• Exercise material
----------------
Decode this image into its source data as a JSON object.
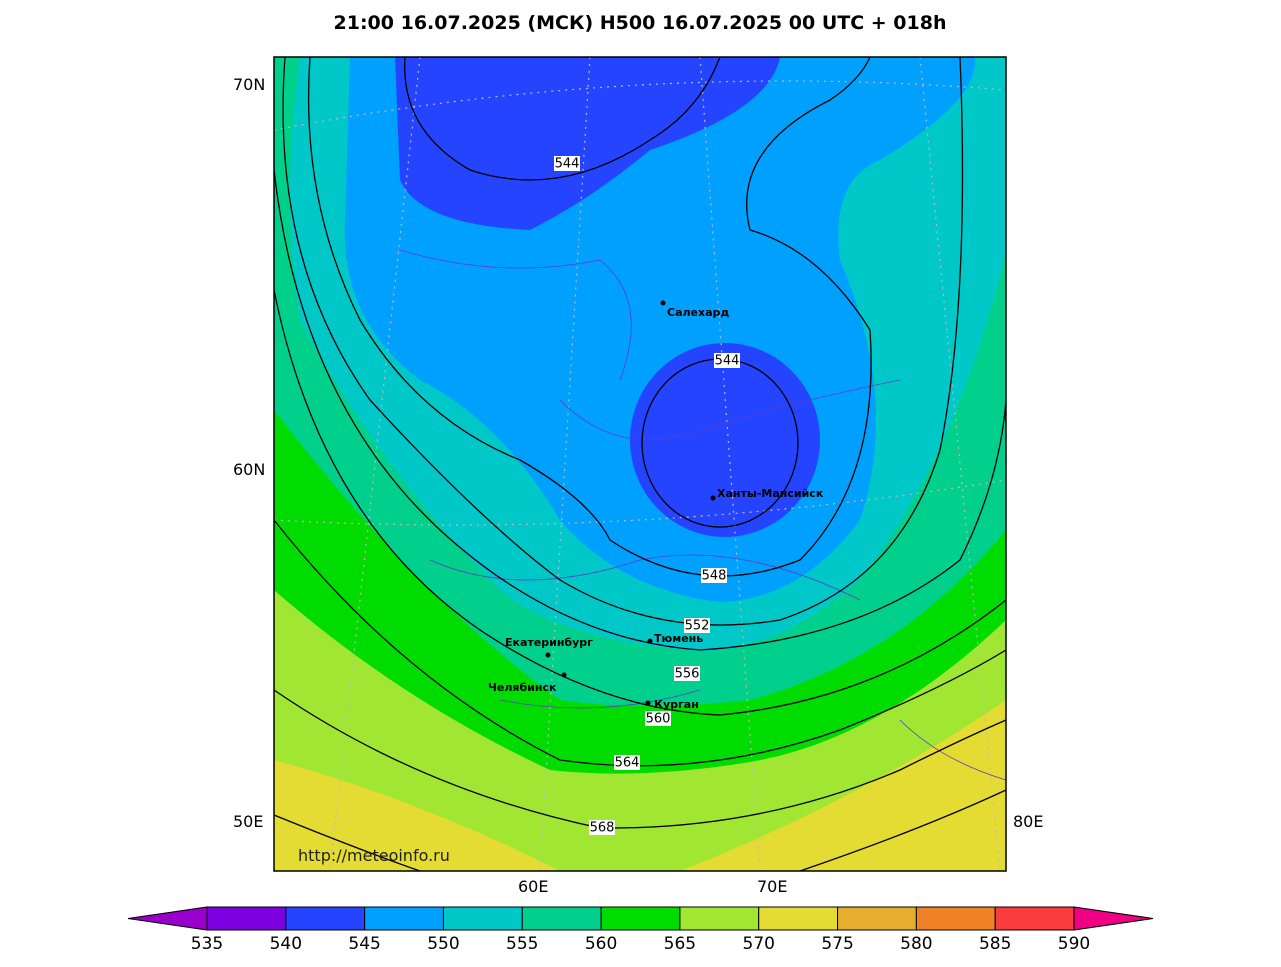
{
  "header": {
    "title": "21:00 16.07.2025 (МСК) H500  16.07.2025 00 UTC + 018h"
  },
  "map": {
    "lat_labels": [
      "70N",
      "60N"
    ],
    "lon_labels": [
      "50E",
      "60E",
      "70E",
      "80E"
    ],
    "contour_labels": [
      544,
      544,
      548,
      552,
      556,
      560,
      564,
      568
    ],
    "cities": [
      "Салехард",
      "Ханты-Мансийск",
      "Екатеринбург",
      "Тюмень",
      "Челябинск",
      "Курган"
    ],
    "url": "http://meteoinfo.ru"
  },
  "colorbar": {
    "levels": [
      535,
      540,
      545,
      550,
      555,
      560,
      565,
      570,
      575,
      580,
      585,
      590
    ],
    "colors": [
      "#9a00cc",
      "#7d00e0",
      "#2444ff",
      "#00a0ff",
      "#00c8c8",
      "#00d08c",
      "#00dc00",
      "#a0e632",
      "#e4dc32",
      "#e6ae2e",
      "#f08228",
      "#fa3c3c",
      "#f00082"
    ]
  }
}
----------------
• Direction
Copy every record above exactly, leaving out the pictures.

• Response to the task
Decode this image into its source data as a JSON object.
{
  "header": {
    "title": "21:00 16.07.2025 (МСК) H500  16.07.2025 00 UTC + 018h"
  },
  "map": {
    "lat_labels": [
      "70N",
      "60N"
    ],
    "lon_labels": [
      "50E",
      "60E",
      "70E",
      "80E"
    ],
    "contour_labels": [
      544,
      544,
      548,
      552,
      556,
      560,
      564,
      568
    ],
    "cities": [
      "Салехард",
      "Ханты-Мансийск",
      "Екатеринбург",
      "Тюмень",
      "Челябинск",
      "Курган"
    ],
    "url": "http://meteoinfo.ru"
  },
  "colorbar": {
    "levels": [
      535,
      540,
      545,
      550,
      555,
      560,
      565,
      570,
      575,
      580,
      585,
      590
    ],
    "colors": [
      "#9a00cc",
      "#7d00e0",
      "#2444ff",
      "#00a0ff",
      "#00c8c8",
      "#00d08c",
      "#00dc00",
      "#a0e632",
      "#e4dc32",
      "#e6ae2e",
      "#f08228",
      "#fa3c3c",
      "#f00082"
    ]
  }
}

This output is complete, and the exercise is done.